_Exercise details_
Extract every line of the material below and reproduce it faithfully.

_Items_

☆ ☆ ☆ ☆ ☆

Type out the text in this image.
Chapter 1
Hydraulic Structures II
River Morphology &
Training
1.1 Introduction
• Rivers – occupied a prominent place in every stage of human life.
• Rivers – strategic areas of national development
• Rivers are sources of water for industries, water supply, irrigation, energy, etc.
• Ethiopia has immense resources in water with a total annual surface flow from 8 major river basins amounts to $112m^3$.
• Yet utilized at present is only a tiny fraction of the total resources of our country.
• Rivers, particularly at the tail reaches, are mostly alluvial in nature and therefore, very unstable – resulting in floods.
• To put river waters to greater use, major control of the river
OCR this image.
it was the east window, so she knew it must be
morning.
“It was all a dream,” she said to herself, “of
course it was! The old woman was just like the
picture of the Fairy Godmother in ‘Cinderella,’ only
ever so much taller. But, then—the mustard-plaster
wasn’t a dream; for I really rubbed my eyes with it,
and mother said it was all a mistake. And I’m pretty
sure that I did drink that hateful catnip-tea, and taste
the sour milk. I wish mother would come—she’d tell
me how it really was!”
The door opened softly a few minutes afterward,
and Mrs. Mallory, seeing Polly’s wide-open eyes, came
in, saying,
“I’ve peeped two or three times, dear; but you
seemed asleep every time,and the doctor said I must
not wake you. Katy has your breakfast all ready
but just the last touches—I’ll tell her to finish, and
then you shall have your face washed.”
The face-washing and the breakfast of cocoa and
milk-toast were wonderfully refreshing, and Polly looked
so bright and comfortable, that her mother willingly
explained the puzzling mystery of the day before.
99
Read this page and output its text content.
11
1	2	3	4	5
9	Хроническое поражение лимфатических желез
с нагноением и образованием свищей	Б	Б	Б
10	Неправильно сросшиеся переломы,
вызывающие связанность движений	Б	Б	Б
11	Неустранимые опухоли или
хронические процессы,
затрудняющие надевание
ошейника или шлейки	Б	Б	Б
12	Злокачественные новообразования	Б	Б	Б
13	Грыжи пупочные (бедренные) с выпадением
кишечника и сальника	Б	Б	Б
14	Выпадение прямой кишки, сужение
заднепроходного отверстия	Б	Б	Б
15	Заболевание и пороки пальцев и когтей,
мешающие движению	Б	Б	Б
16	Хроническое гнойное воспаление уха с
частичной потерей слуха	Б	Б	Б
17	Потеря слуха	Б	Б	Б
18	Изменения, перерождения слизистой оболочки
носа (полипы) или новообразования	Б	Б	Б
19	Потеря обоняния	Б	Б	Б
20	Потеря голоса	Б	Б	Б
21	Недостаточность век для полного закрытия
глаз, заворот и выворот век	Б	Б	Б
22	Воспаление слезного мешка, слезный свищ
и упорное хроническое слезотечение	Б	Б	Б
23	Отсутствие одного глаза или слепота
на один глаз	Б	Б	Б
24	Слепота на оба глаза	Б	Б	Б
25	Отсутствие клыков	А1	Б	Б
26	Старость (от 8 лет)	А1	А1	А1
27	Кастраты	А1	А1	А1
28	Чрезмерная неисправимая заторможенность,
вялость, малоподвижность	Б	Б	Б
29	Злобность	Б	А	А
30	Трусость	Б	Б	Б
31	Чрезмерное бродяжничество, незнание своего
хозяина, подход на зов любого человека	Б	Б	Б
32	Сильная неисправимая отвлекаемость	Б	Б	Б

☆ ☆ ☆ ☆ ☆

_Solution for this task_
Type out the text in this image.
Chapter 1
Hydraulic Structures II
River Morphology &
Training
1.1 Introduction
• Rivers – occupied a prominent place in every stage of human life.
• Rivers – strategic areas of national development
• Rivers are sources of water for industries, water supply, irrigation, energy, etc.
• Ethiopia has immense resources in water with a total annual surface flow from 8 major river basins amounts to $112m^3$.
• Yet utilized at present is only a tiny fraction of the total resources of our country.
• Rivers, particularly at the tail reaches, are mostly alluvial in nature and therefore, very unstable – resulting in floods.
• To put river waters to greater use, major control of the river
OCR this image.
it was the east window, so she knew it must be
morning.
“It was all a dream,” she said to herself, “of
course it was! The old woman was just like the
picture of the Fairy Godmother in ‘Cinderella,’ only
ever so much taller. But, then—the mustard-plaster
wasn’t a dream; for I really rubbed my eyes with it,
and mother said it was all a mistake. And I’m pretty
sure that I did drink that hateful catnip-tea, and taste
the sour milk. I wish mother would come—she’d tell
me how it really was!”
The door opened softly a few minutes afterward,
and Mrs. Mallory, seeing Polly’s wide-open eyes, came
in, saying,
“I’ve peeped two or three times, dear; but you
seemed asleep every time,and the doctor said I must
not wake you. Katy has your breakfast all ready
but just the last touches—I’ll tell her to finish, and
then you shall have your face washed.”
The face-washing and the breakfast of cocoa and
milk-toast were wonderfully refreshing, and Polly looked
so bright and comfortable, that her mother willingly
explained the puzzling mystery of the day before.
99
Read this page and output its text content.
11
1	2	3	4	5
9	Хроническое поражение лимфатических желез
с нагноением и образованием свищей	Б	Б	Б
10	Неправильно сросшиеся переломы,
вызывающие связанность движений	Б	Б	Б
11	Неустранимые опухоли или
хронические процессы,
затрудняющие надевание
ошейника или шлейки	Б	Б	Б
12	Злокачественные новообразования	Б	Б	Б
13	Грыжи пупочные (бедренные) с выпадением
кишечника и сальника	Б	Б	Б
14	Выпадение прямой кишки, сужение
заднепроходного отверстия	Б	Б	Б
15	Заболевание и пороки пальцев и когтей,
мешающие движению	Б	Б	Б
16	Хроническое гнойное воспаление уха с
частичной потерей слуха	Б	Б	Б
17	Потеря слуха	Б	Б	Б
18	Изменения, перерождения слизистой оболочки
носа (полипы) или новообразования	Б	Б	Б
19	Потеря обоняния	Б	Б	Б
20	Потеря голоса	Б	Б	Б
21	Недостаточность век для полного закрытия
глаз, заворот и выворот век	Б	Б	Б
22	Воспаление слезного мешка, слезный свищ
и упорное хроническое слезотечение	Б	Б	Б
23	Отсутствие одного глаза или слепота
на один глаз	Б	Б	Б
24	Слепота на оба глаза	Б	Б	Б
25	Отсутствие клыков	А1	Б	Б
26	Старость (от 8 лет)	А1	А1	А1
27	Кастраты	А1	А1	А1
28	Чрезмерная неисправимая заторможенность,
вялость, малоподвижность	Б	Б	Б
29	Злобность	Б	А	А
30	Трусость	Б	Б	Б
31	Чрезмерное бродяжничество, незнание своего
хозяина, подход на зов любого человека	Б	Б	Б
32	Сильная неисправимая отвлекаемость	Б	Б	Б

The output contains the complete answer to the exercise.